Write out all entries word for word.

-- Start of Data for the task --

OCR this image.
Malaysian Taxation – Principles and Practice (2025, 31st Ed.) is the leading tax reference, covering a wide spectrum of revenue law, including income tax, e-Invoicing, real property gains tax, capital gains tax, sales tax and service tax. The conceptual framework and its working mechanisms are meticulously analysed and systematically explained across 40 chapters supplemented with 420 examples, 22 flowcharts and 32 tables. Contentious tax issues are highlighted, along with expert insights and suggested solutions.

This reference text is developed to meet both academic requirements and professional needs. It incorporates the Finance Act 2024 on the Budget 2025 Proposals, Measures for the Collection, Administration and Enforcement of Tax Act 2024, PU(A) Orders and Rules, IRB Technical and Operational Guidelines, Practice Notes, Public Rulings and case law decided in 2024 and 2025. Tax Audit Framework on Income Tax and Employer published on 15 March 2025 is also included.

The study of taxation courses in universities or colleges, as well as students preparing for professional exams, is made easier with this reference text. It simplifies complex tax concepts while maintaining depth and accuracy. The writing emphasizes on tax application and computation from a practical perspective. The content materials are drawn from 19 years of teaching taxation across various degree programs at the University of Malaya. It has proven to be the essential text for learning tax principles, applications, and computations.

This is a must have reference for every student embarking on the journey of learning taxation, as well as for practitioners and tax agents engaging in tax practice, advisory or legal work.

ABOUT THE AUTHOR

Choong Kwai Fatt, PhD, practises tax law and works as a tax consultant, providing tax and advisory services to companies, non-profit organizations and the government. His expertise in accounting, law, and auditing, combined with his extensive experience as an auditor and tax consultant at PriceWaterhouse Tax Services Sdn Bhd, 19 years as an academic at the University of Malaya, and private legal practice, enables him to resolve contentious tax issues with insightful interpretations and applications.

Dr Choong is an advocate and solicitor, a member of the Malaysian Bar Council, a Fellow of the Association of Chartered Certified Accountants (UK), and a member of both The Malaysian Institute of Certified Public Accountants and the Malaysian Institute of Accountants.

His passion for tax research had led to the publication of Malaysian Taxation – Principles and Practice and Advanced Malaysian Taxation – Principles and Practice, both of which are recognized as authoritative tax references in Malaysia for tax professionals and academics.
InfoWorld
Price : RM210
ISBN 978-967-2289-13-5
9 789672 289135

-- End of Data for the task --

» Exercise answer
OCR this image.
Malaysian Taxation – Principles and Practice (2025, 31st Ed.) is the leading tax reference, covering a wide spectrum of revenue law, including income tax, e-Invoicing, real property gains tax, capital gains tax, sales tax and service tax. The conceptual framework and its working mechanisms are meticulously analysed and systematically explained across 40 chapters supplemented with 420 examples, 22 flowcharts and 32 tables. Contentious tax issues are highlighted, along with expert insights and suggested solutions.

This reference text is developed to meet both academic requirements and professional needs. It incorporates the Finance Act 2024 on the Budget 2025 Proposals, Measures for the Collection, Administration and Enforcement of Tax Act 2024, PU(A) Orders and Rules, IRB Technical and Operational Guidelines, Practice Notes, Public Rulings and case law decided in 2024 and 2025. Tax Audit Framework on Income Tax and Employer published on 15 March 2025 is also included.

The study of taxation courses in universities or colleges, as well as students preparing for professional exams, is made easier with this reference text. It simplifies complex tax concepts while maintaining depth and accuracy. The writing emphasizes on tax application and computation from a practical perspective. The content materials are drawn from 19 years of teaching taxation across various degree programs at the University of Malaya. It has proven to be the essential text for learning tax principles, applications, and computations.

This is a must have reference for every student embarking on the journey of learning taxation, as well as for practitioners and tax agents engaging in tax practice, advisory or legal work.

ABOUT THE AUTHOR

Choong Kwai Fatt, PhD, practises tax law and works as a tax consultant, providing tax and advisory services to companies, non-profit organizations and the government. His expertise in accounting, law, and auditing, combined with his extensive experience as an auditor and tax consultant at PriceWaterhouse Tax Services Sdn Bhd, 19 years as an academic at the University of Malaya, and private legal practice, enables him to resolve contentious tax issues with insightful interpretations and applications.

Dr Choong is an advocate and solicitor, a member of the Malaysian Bar Council, a Fellow of the Association of Chartered Certified Accountants (UK), and a member of both The Malaysian Institute of Certified Public Accountants and the Malaysian Institute of Accountants.

His passion for tax research had led to the publication of Malaysian Taxation – Principles and Practice and Advanced Malaysian Taxation – Principles and Practice, both of which are recognized as authoritative tax references in Malaysia for tax professionals and academics.
InfoWorld
Price : RM210
ISBN 978-967-2289-13-5
9 789672 289135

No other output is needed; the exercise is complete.